**SET TASK:** Give all of the lines again exactly as they read.
>> begin MATERIAL
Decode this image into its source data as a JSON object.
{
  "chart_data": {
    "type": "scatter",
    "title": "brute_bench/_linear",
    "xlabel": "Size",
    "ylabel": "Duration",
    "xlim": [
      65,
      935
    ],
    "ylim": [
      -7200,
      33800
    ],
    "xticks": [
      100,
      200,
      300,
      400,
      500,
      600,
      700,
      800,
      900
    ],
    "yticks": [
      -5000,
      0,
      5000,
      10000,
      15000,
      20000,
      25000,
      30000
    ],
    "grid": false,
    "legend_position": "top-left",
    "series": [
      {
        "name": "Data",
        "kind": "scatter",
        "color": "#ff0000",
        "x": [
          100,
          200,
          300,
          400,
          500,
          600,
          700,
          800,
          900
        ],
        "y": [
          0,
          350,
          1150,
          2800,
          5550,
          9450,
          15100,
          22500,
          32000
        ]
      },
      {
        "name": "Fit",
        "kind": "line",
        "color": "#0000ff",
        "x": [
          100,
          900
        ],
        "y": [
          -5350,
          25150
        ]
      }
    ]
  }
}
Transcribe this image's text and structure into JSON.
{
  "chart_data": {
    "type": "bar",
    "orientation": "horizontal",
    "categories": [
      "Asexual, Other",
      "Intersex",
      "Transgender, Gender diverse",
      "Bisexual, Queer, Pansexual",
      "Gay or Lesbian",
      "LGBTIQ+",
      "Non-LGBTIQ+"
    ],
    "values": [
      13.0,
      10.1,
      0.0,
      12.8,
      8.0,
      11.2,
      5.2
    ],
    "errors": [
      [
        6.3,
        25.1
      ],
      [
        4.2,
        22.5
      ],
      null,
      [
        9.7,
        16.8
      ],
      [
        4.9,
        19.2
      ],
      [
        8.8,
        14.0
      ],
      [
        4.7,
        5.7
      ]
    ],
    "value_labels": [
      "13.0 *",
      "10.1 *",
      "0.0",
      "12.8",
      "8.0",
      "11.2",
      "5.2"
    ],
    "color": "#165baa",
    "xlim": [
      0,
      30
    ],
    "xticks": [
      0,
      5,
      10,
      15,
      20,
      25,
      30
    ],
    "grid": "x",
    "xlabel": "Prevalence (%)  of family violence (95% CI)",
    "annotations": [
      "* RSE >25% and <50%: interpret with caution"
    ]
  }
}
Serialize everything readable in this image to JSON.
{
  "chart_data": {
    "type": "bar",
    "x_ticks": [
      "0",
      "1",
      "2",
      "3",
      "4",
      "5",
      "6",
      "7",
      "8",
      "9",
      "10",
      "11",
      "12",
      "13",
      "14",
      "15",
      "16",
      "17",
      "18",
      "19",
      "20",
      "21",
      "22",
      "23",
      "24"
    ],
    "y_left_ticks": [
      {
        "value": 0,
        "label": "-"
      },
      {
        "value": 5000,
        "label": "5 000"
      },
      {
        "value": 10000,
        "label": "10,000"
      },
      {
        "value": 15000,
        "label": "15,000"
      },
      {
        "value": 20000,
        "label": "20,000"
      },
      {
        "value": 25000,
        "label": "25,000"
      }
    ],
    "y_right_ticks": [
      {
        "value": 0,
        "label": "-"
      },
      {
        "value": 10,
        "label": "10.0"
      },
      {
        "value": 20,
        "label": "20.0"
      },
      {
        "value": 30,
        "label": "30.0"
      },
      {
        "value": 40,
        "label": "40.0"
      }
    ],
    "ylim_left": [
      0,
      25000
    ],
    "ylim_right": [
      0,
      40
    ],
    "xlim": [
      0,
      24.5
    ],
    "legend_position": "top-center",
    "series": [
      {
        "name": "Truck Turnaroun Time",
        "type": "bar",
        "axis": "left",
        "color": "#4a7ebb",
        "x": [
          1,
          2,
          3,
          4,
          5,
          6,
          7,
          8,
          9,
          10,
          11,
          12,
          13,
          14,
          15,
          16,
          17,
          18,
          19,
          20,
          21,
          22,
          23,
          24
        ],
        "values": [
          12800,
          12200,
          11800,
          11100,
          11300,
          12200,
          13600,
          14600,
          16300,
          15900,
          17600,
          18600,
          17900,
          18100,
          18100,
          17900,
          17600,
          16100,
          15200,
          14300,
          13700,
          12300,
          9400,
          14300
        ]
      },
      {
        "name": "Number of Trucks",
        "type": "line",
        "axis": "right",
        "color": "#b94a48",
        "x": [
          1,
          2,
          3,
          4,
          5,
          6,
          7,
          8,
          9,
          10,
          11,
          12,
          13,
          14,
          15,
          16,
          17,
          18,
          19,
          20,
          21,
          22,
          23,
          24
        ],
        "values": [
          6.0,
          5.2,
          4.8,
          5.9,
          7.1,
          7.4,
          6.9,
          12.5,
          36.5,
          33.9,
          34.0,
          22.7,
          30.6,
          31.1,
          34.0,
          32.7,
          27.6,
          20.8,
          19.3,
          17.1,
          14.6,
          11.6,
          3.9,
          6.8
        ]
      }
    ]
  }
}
>> end MATERIAL
**ANSWER TO THIS PROBLEM:**
Decode this image into its source data as a JSON object.
{
  "chart_data": {
    "type": "scatter",
    "title": "brute_bench/_linear",
    "xlabel": "Size",
    "ylabel": "Duration",
    "xlim": [
      65,
      935
    ],
    "ylim": [
      -7200,
      33800
    ],
    "xticks": [
      100,
      200,
      300,
      400,
      500,
      600,
      700,
      800,
      900
    ],
    "yticks": [
      -5000,
      0,
      5000,
      10000,
      15000,
      20000,
      25000,
      30000
    ],
    "grid": false,
    "legend_position": "top-left",
    "series": [
      {
        "name": "Data",
        "kind": "scatter",
        "color": "#ff0000",
        "x": [
          100,
          200,
          300,
          400,
          500,
          600,
          700,
          800,
          900
        ],
        "y": [
          0,
          350,
          1150,
          2800,
          5550,
          9450,
          15100,
          22500,
          32000
        ]
      },
      {
        "name": "Fit",
        "kind": "line",
        "color": "#0000ff",
        "x": [
          100,
          900
        ],
        "y": [
          -5350,
          25150
        ]
      }
    ]
  }
}
Transcribe this image's text and structure into JSON.
{
  "chart_data": {
    "type": "bar",
    "orientation": "horizontal",
    "categories": [
      "Asexual, Other",
      "Intersex",
      "Transgender, Gender diverse",
      "Bisexual, Queer, Pansexual",
      "Gay or Lesbian",
      "LGBTIQ+",
      "Non-LGBTIQ+"
    ],
    "values": [
      13.0,
      10.1,
      0.0,
      12.8,
      8.0,
      11.2,
      5.2
    ],
    "errors": [
      [
        6.3,
        25.1
      ],
      [
        4.2,
        22.5
      ],
      null,
      [
        9.7,
        16.8
      ],
      [
        4.9,
        19.2
      ],
      [
        8.8,
        14.0
      ],
      [
        4.7,
        5.7
      ]
    ],
    "value_labels": [
      "13.0 *",
      "10.1 *",
      "0.0",
      "12.8",
      "8.0",
      "11.2",
      "5.2"
    ],
    "color": "#165baa",
    "xlim": [
      0,
      30
    ],
    "xticks": [
      0,
      5,
      10,
      15,
      20,
      25,
      30
    ],
    "grid": "x",
    "xlabel": "Prevalence (%)  of family violence (95% CI)",
    "annotations": [
      "* RSE >25% and <50%: interpret with caution"
    ]
  }
}
Serialize everything readable in this image to JSON.
{
  "chart_data": {
    "type": "bar",
    "x_ticks": [
      "0",
      "1",
      "2",
      "3",
      "4",
      "5",
      "6",
      "7",
      "8",
      "9",
      "10",
      "11",
      "12",
      "13",
      "14",
      "15",
      "16",
      "17",
      "18",
      "19",
      "20",
      "21",
      "22",
      "23",
      "24"
    ],
    "y_left_ticks": [
      {
        "value": 0,
        "label": "-"
      },
      {
        "value": 5000,
        "label": "5 000"
      },
      {
        "value": 10000,
        "label": "10,000"
      },
      {
        "value": 15000,
        "label": "15,000"
      },
      {
        "value": 20000,
        "label": "20,000"
      },
      {
        "value": 25000,
        "label": "25,000"
      }
    ],
    "y_right_ticks": [
      {
        "value": 0,
        "label": "-"
      },
      {
        "value": 10,
        "label": "10.0"
      },
      {
        "value": 20,
        "label": "20.0"
      },
      {
        "value": 30,
        "label": "30.0"
      },
      {
        "value": 40,
        "label": "40.0"
      }
    ],
    "ylim_left": [
      0,
      25000
    ],
    "ylim_right": [
      0,
      40
    ],
    "xlim": [
      0,
      24.5
    ],
    "legend_position": "top-center",
    "series": [
      {
        "name": "Truck Turnaroun Time",
        "type": "bar",
        "axis": "left",
        "color": "#4a7ebb",
        "x": [
          1,
          2,
          3,
          4,
          5,
          6,
          7,
          8,
          9,
          10,
          11,
          12,
          13,
          14,
          15,
          16,
          17,
          18,
          19,
          20,
          21,
          22,
          23,
          24
        ],
        "values": [
          12800,
          12200,
          11800,
          11100,
          11300,
          12200,
          13600,
          14600,
          16300,
          15900,
          17600,
          18600,
          17900,
          18100,
          18100,
          17900,
          17600,
          16100,
          15200,
          14300,
          13700,
          12300,
          9400,
          14300
        ]
      },
      {
        "name": "Number of Trucks",
        "type": "line",
        "axis": "right",
        "color": "#b94a48",
        "x": [
          1,
          2,
          3,
          4,
          5,
          6,
          7,
          8,
          9,
          10,
          11,
          12,
          13,
          14,
          15,
          16,
          17,
          18,
          19,
          20,
          21,
          22,
          23,
          24
        ],
        "values": [
          6.0,
          5.2,
          4.8,
          5.9,
          7.1,
          7.4,
          6.9,
          12.5,
          36.5,
          33.9,
          34.0,
          22.7,
          30.6,
          31.1,
          34.0,
          32.7,
          27.6,
          20.8,
          19.3,
          17.1,
          14.6,
          11.6,
          3.9,
          6.8
        ]
      }
    ]
  }
}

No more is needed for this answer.